[Excerpts from a figure dataset]
== == ==
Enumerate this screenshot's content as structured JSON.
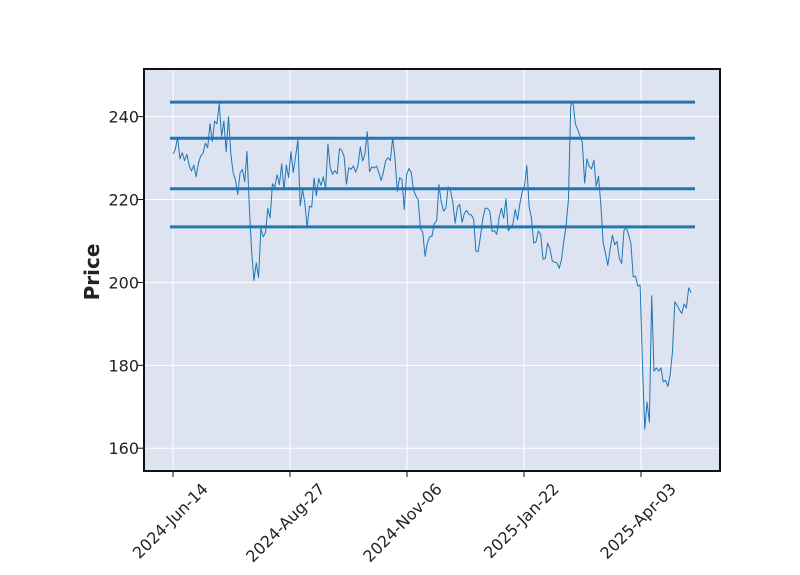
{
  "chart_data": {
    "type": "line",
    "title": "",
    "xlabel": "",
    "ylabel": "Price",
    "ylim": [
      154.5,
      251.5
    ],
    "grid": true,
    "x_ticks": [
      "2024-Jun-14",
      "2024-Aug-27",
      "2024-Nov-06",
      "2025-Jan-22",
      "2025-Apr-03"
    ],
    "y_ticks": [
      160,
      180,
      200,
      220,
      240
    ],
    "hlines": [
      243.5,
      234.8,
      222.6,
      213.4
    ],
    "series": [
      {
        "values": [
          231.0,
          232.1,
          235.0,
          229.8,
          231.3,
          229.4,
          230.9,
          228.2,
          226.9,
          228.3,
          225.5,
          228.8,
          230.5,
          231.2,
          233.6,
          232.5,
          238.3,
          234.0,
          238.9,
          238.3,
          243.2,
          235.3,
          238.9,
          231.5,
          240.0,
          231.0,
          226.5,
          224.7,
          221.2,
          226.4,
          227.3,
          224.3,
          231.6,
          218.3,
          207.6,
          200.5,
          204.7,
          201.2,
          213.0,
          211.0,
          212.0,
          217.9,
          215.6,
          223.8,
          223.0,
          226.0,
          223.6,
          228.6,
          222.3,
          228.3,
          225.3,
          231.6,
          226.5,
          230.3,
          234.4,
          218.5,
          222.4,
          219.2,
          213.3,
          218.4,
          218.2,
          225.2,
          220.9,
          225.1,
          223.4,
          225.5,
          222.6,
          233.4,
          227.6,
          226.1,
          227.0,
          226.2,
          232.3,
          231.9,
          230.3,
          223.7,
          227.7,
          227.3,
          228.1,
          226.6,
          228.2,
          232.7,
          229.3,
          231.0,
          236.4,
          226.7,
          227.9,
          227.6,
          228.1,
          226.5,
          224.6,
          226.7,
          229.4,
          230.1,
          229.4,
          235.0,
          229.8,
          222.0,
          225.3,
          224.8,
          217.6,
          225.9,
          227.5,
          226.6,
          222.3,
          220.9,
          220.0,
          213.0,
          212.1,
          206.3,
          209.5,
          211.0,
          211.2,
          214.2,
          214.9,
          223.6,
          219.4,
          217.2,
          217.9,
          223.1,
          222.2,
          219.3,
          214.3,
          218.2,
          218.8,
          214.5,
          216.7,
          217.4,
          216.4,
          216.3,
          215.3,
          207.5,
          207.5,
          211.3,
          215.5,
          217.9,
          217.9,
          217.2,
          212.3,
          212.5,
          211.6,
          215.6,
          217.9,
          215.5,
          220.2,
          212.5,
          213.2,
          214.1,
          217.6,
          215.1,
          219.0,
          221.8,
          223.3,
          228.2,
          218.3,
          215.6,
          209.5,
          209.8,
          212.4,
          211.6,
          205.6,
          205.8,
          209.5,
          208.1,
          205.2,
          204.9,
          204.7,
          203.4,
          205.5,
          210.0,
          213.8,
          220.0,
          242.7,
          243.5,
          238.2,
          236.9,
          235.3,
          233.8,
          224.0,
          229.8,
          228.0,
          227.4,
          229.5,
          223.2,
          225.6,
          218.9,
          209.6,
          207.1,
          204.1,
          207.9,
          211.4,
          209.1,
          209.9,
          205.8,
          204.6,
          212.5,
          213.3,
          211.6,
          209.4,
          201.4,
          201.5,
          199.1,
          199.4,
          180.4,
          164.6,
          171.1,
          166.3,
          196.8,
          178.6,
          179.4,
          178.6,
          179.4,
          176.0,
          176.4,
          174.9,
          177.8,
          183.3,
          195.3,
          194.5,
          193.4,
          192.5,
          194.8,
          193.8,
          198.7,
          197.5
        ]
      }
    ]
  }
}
== == ==
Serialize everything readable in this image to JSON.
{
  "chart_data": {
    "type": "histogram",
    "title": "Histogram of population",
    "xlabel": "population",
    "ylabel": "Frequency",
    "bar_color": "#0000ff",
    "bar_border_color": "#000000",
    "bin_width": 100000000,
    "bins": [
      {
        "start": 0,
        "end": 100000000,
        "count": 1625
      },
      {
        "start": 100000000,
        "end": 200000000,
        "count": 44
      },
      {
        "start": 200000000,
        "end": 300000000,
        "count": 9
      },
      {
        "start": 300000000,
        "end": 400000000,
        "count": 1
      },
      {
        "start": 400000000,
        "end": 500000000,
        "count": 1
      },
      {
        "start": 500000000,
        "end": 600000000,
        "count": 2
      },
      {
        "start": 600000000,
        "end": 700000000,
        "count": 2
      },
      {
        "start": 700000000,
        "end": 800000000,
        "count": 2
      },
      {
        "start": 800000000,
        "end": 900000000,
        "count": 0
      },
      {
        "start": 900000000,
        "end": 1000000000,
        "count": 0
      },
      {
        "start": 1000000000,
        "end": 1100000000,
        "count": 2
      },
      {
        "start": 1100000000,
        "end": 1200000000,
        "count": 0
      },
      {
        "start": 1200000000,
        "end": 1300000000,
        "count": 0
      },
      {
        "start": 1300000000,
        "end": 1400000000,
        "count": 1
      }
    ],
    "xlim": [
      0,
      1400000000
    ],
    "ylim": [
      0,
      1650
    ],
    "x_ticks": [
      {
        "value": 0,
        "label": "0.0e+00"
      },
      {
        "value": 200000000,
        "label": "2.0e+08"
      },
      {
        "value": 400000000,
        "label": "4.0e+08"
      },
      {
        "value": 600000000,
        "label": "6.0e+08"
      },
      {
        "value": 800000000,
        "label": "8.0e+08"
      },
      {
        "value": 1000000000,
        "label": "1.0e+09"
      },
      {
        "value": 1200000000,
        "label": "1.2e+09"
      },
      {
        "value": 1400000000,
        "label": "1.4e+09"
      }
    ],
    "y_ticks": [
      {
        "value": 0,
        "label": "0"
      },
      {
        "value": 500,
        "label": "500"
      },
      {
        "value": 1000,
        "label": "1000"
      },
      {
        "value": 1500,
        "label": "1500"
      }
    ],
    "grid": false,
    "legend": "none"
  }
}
== == ==
§ TASK TO CARRY OUT
Copy every line from the entries that contains the word "this".

§ EXERCISE SOLUTION
Enumerate this screenshot's content as structured JSON.
Serialize everything readable in this image to JSON.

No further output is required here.